- _Set task_: Copy out each line in the material below that has the word "this".

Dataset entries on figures
####################

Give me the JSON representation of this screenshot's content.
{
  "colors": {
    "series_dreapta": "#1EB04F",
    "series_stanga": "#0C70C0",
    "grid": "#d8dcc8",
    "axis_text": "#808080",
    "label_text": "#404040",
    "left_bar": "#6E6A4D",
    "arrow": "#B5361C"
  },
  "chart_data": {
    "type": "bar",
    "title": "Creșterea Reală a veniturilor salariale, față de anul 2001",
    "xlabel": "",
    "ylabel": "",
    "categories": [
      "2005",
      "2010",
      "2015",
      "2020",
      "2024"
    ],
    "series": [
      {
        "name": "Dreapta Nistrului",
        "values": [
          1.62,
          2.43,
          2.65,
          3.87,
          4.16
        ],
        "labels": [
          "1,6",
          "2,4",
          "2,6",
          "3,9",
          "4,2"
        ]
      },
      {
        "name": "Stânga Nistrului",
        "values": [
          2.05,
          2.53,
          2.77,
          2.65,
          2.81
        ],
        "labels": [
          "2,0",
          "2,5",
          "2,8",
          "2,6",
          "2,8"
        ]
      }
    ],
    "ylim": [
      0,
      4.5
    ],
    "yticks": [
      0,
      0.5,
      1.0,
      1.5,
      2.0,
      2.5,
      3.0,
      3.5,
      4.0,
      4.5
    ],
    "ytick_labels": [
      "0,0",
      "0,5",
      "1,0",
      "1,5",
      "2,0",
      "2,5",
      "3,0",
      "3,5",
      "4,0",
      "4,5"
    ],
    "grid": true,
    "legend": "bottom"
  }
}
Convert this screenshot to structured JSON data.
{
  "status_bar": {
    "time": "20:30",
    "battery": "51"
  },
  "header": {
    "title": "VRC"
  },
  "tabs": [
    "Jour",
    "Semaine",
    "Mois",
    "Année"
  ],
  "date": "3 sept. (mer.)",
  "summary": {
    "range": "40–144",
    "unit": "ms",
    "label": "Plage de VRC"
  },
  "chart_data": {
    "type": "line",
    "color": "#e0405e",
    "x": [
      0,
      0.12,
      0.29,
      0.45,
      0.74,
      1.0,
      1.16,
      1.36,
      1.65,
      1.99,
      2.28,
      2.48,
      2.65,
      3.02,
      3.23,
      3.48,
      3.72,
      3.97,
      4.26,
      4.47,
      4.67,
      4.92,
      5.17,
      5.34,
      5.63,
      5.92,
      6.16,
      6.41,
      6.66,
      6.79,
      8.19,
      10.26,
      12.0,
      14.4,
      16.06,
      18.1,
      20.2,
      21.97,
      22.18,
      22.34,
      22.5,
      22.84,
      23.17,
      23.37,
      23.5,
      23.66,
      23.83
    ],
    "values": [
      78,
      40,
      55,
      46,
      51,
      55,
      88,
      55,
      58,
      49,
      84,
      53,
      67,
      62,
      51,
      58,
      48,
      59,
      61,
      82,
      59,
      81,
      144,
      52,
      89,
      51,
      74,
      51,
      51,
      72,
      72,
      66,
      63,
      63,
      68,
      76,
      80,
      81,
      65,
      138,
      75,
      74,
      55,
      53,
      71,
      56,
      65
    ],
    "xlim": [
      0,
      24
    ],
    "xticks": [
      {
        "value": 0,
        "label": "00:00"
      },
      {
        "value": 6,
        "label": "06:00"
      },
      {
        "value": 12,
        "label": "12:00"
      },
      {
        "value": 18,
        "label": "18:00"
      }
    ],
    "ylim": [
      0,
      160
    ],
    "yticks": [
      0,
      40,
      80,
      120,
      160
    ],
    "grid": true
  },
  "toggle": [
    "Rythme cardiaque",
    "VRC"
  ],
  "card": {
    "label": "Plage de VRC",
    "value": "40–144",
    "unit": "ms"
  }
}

####################

- _Worked answer_:
Give me the JSON representation of this screenshot's content.
Convert this screenshot to structured JSON data.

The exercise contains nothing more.